Task to complete
Turn the lines below into a numbered list, leaving out any blank lines.

Region annotation records
• • • •
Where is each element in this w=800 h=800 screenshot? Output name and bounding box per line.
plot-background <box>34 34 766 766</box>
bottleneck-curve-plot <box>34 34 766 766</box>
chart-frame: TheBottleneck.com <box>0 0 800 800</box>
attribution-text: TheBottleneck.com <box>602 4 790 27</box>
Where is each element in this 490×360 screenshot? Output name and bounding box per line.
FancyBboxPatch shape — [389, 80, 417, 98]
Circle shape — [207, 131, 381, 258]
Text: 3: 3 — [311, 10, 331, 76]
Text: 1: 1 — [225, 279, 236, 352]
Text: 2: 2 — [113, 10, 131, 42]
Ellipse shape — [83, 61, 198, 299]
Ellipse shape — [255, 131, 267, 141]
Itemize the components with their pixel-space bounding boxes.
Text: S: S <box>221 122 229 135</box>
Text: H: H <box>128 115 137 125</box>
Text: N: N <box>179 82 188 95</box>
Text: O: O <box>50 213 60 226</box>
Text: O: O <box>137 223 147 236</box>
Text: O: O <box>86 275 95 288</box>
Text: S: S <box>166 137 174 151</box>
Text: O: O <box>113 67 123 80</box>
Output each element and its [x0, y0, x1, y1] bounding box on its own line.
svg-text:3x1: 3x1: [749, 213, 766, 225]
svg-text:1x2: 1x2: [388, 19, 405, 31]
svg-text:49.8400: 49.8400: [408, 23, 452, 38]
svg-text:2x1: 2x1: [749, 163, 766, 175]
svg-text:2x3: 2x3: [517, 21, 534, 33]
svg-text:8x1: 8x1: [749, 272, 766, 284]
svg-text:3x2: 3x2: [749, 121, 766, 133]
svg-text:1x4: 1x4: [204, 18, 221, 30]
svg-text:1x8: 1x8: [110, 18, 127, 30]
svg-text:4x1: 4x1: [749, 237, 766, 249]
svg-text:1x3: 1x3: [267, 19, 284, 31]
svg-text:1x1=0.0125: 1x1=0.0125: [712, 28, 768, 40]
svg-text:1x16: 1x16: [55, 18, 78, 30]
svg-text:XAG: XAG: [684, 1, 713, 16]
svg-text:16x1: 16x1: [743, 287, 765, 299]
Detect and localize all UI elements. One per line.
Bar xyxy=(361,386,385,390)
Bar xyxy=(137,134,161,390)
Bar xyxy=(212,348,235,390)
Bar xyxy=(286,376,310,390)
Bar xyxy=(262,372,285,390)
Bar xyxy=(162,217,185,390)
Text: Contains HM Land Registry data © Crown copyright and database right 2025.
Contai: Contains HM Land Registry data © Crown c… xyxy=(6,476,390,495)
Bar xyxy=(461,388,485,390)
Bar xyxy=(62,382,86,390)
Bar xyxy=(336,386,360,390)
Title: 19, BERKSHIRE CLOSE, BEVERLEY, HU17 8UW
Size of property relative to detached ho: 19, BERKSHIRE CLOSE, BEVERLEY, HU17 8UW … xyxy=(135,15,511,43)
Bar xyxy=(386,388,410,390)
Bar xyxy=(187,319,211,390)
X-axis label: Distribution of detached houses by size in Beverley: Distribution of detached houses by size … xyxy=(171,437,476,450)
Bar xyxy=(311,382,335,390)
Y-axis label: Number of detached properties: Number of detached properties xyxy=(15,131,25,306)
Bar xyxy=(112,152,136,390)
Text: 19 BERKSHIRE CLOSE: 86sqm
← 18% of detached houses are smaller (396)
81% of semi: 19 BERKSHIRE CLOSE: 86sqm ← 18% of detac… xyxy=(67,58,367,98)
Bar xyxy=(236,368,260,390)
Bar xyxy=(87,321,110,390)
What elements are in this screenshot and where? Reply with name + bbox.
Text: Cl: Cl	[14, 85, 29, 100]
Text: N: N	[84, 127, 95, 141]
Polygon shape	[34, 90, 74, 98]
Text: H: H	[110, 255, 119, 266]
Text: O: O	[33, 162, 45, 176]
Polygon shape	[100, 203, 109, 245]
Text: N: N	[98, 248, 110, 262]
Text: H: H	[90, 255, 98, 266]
• • • •
Written response
1. Where is each element in this w=800 h=800 screenshot? Output name and bounding box per line.
2. plot-background <box>34 34 766 766</box>
3. bottleneck-curve-plot <box>34 34 766 766</box>
4. chart-frame: TheBottleneck.com <box>0 0 800 800</box>
5. attribution-text: TheBottleneck.com <box>602 4 790 27</box>
6. Where is each element in this 490×360 screenshot? Output name and bounding box per line.
7. FancyBboxPatch shape — [389, 80, 417, 98]
8. Circle shape — [207, 131, 381, 258]
9. Text: 3: 3 — [311, 10, 331, 76]
10. Text: 1: 1 — [225, 279, 236, 352]
11. Text: 2: 2 — [113, 10, 131, 42]
12. Ellipse shape — [83, 61, 198, 299]
13. Ellipse shape — [255, 131, 267, 141]
14. Itemize the components with their pixel-space bounding boxes.
15. Text: S: S <box>221 122 229 135</box>
16. Text: H: H <box>128 115 137 125</box>
17. Text: N: N <box>179 82 188 95</box>
18. Text: O: O <box>50 213 60 226</box>
19. Text: O: O <box>137 223 147 236</box>
20. Text: O: O <box>86 275 95 288</box>
21. Text: S: S <box>166 137 174 151</box>
22. Text: O: O <box>113 67 123 80</box>
23. Output each element and its [x0, y0, x1, y1] bounding box on its own line.
24. svg-text:3x1: 3x1: [749, 213, 766, 225]
25. svg-text:1x2: 1x2: [388, 19, 405, 31]
26. svg-text:49.8400: 49.8400: [408, 23, 452, 38]
27. svg-text:2x1: 2x1: [749, 163, 766, 175]
28. svg-text:2x3: 2x3: [517, 21, 534, 33]
29. svg-text:8x1: 8x1: [749, 272, 766, 284]
30. svg-text:3x2: 3x2: [749, 121, 766, 133]
31. svg-text:1x4: 1x4: [204, 18, 221, 30]
32. svg-text:1x8: 1x8: [110, 18, 127, 30]
33. svg-text:4x1: 4x1: [749, 237, 766, 249]
34. svg-text:1x3: 1x3: [267, 19, 284, 31]
35. svg-text:1x1=0.0125: 1x1=0.0125: [712, 28, 768, 40]
36. svg-text:1x16: 1x16: [55, 18, 78, 30]
37. svg-text:XAG: XAG: [684, 1, 713, 16]
38. svg-text:16x1: 16x1: [743, 287, 765, 299]
39. Detect and localize all UI elements. One per line.
40. Bar xyxy=(361,386,385,390)
41. Bar xyxy=(137,134,161,390)
42. Bar xyxy=(212,348,235,390)
43. Bar xyxy=(286,376,310,390)
44. Bar xyxy=(262,372,285,390)
45. Bar xyxy=(162,217,185,390)
46. Text: Contains HM Land Registry data © Crown copyright and database right 2025.
47. Contai: Contains HM Land Registry data © Crown c… xyxy=(6,476,390,495)
48. Bar xyxy=(461,388,485,390)
49. Bar xyxy=(62,382,86,390)
50. Bar xyxy=(336,386,360,390)
51. Title: 19, BERKSHIRE CLOSE, BEVERLEY, HU17 8UW
52. Size of property relative to detached ho: 19, BERKSHIRE CLOSE, BEVERLEY, HU17 8UW … xyxy=(135,15,511,43)
53. Bar xyxy=(386,388,410,390)
54. Bar xyxy=(187,319,211,390)
55. X-axis label: Distribution of detached houses by size in Beverley: Distribution of detached houses by size … xyxy=(171,437,476,450)
56. Bar xyxy=(311,382,335,390)
57. Y-axis label: Number of detached properties: Number of detached properties xyxy=(15,131,25,306)
58. Bar xyxy=(112,152,136,390)
59. Text: 19 BERKSHIRE CLOSE: 86sqm
60. ← 18% of detached houses are smaller (396)
61. 81% of semi: 19 BERKSHIRE CLOSE: 86sqm ← 18% of detac… xyxy=(67,58,367,98)
62. Bar xyxy=(236,368,260,390)
63. Bar xyxy=(87,321,110,390)
64. What elements are in this screenshot and where? Reply with name + bbox.
65. Text: Cl: Cl	[14, 85, 29, 100]
66. Text: N: N	[84, 127, 95, 141]
67. Polygon shape	[34, 90, 74, 98]
68. Text: H: H	[110, 255, 119, 266]
69. Text: O: O	[33, 162, 45, 176]
70. Polygon shape	[100, 203, 109, 245]
71. Text: N: N	[98, 248, 110, 262]
72. Text: H: H	[90, 255, 98, 266]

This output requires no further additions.